Exercise
Look through the entries below and report how many lines hold the string "application". Only the number is wanted.

[START OF Dataset content]

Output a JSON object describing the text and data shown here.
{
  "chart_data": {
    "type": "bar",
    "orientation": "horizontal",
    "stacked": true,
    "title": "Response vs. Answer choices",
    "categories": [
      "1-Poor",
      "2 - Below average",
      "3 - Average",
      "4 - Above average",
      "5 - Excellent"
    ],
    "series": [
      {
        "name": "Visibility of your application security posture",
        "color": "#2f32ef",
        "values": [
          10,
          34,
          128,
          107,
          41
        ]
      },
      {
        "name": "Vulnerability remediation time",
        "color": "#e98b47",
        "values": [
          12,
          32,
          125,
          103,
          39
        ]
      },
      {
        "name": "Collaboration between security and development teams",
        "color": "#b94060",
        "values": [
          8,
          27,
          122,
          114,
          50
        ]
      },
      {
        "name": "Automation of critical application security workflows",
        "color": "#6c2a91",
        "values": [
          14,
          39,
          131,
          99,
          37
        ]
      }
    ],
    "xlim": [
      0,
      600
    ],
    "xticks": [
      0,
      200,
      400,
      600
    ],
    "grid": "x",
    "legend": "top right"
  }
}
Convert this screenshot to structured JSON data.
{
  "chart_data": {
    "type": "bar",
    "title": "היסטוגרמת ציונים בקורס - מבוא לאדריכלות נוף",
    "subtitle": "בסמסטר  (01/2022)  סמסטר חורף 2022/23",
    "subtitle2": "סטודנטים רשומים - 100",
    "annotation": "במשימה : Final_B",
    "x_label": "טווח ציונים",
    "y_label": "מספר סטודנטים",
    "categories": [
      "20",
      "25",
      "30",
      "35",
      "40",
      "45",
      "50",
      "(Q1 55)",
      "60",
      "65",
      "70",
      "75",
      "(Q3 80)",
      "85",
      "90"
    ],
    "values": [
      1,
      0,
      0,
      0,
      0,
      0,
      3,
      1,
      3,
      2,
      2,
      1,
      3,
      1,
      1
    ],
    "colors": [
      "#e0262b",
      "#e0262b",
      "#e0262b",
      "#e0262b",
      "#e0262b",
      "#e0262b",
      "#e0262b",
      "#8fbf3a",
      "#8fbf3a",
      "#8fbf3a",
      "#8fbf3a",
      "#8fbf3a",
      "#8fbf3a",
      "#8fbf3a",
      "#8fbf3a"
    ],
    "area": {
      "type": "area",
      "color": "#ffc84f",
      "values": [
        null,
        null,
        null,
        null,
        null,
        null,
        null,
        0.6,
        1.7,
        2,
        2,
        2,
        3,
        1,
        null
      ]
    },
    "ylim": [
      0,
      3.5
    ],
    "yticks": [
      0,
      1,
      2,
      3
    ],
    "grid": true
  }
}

[END OF Dataset content]

Expected answer
2